Available records:

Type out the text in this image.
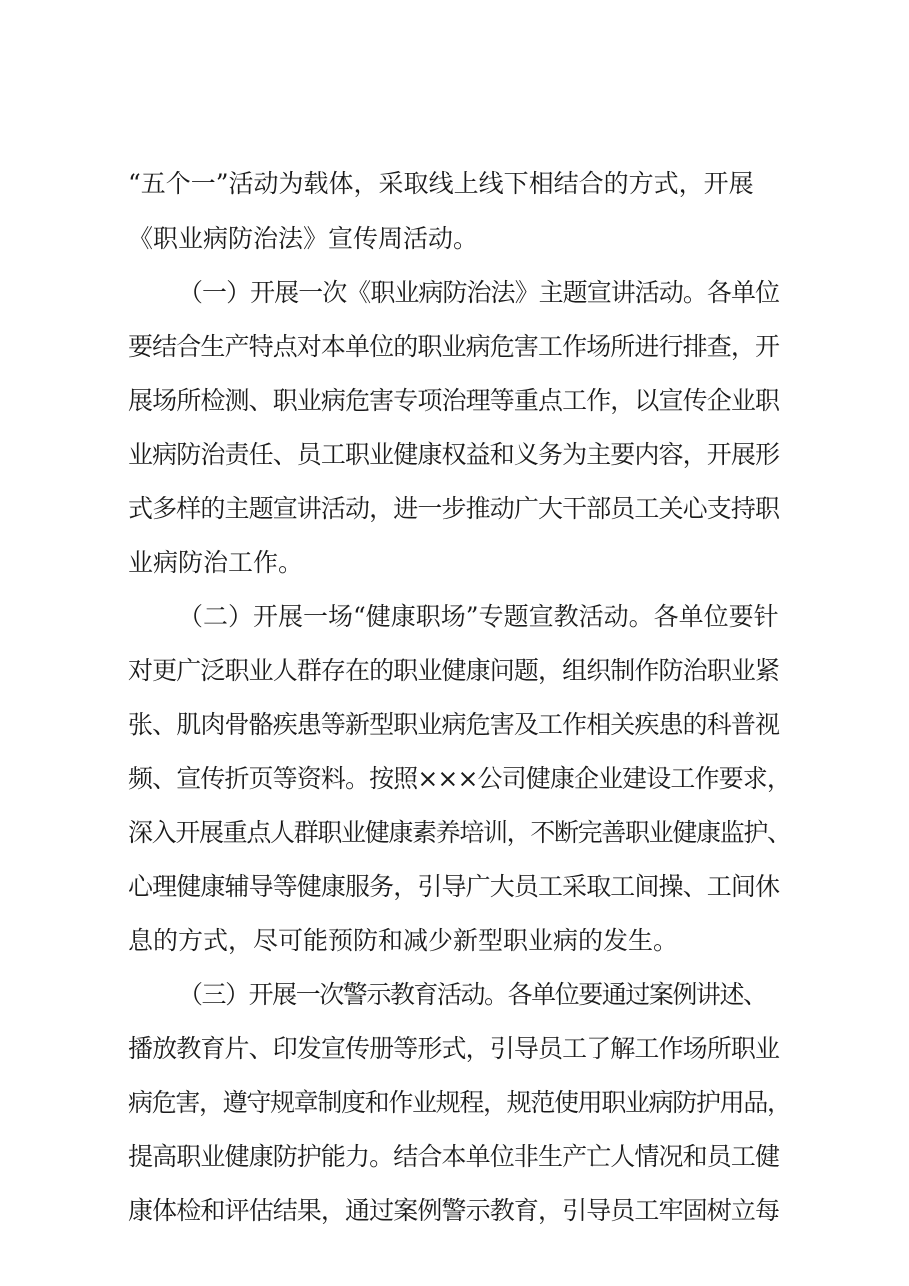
“五个一”活动为载体，采取线上线下相结合的方式，开展
《职业病防治法》宣传周活动。
（一）开展一次《职业病防治法》主题宣讲活动。各单位
要结合生产特点对本单位的职业病危害工作场所进行排查，开
展场所检测、职业病危害专项治理等重点工作，以宣传企业职
业病防治责任、员工职业健康权益和义务为主要内容，开展形
式多样的主题宣讲活动，进一步推动广大干部员工关心支持职
业病防治工作。
（二）开展一场“健康职场”专题宣教活动。各单位要针
对更广泛职业人群存在的职业健康问题，组织制作防治职业紧
张、肌肉骨骼疾患等新型职业病危害及工作相关疾患的科普视
频、宣传折页等资料。按照×××公司健康企业建设工作要求，
深入开展重点人群职业健康素养培训，不断完善职业健康监护、
心理健康辅导等健康服务，引导广大员工采取工间操、工间休
息的方式，尽可能预防和减少新型职业病的发生。
（三）开展一次警示教育活动。各单位要通过案例讲述、
播放教育片、印发宣传册等形式，引导员工了解工作场所职业
病危害，遵守规章制度和作业规程，规范使用职业病防护用品，
提高职业健康防护能力。结合本单位非生产亡人情况和员工健
康体检和评估结果，通过案例警示教育，引导员工牢固树立每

Exercise goal: Generate a word-for-word copy of the preceding records, excluding all pictures.

Result for this exercise:
Type out the text in this image.
“五个一”活动为载体，采取线上线下相结合的方式，开展
《职业病防治法》宣传周活动。
（一）开展一次《职业病防治法》主题宣讲活动。各单位
要结合生产特点对本单位的职业病危害工作场所进行排查，开
展场所检测、职业病危害专项治理等重点工作，以宣传企业职
业病防治责任、员工职业健康权益和义务为主要内容，开展形
式多样的主题宣讲活动，进一步推动广大干部员工关心支持职
业病防治工作。
（二）开展一场“健康职场”专题宣教活动。各单位要针
对更广泛职业人群存在的职业健康问题，组织制作防治职业紧
张、肌肉骨骼疾患等新型职业病危害及工作相关疾患的科普视
频、宣传折页等资料。按照×××公司健康企业建设工作要求，
深入开展重点人群职业健康素养培训，不断完善职业健康监护、
心理健康辅导等健康服务，引导广大员工采取工间操、工间休
息的方式，尽可能预防和减少新型职业病的发生。
（三）开展一次警示教育活动。各单位要通过案例讲述、
播放教育片、印发宣传册等形式，引导员工了解工作场所职业
病危害，遵守规章制度和作业规程，规范使用职业病防护用品，
提高职业健康防护能力。结合本单位非生产亡人情况和员工健
康体检和评估结果，通过案例警示教育，引导员工牢固树立每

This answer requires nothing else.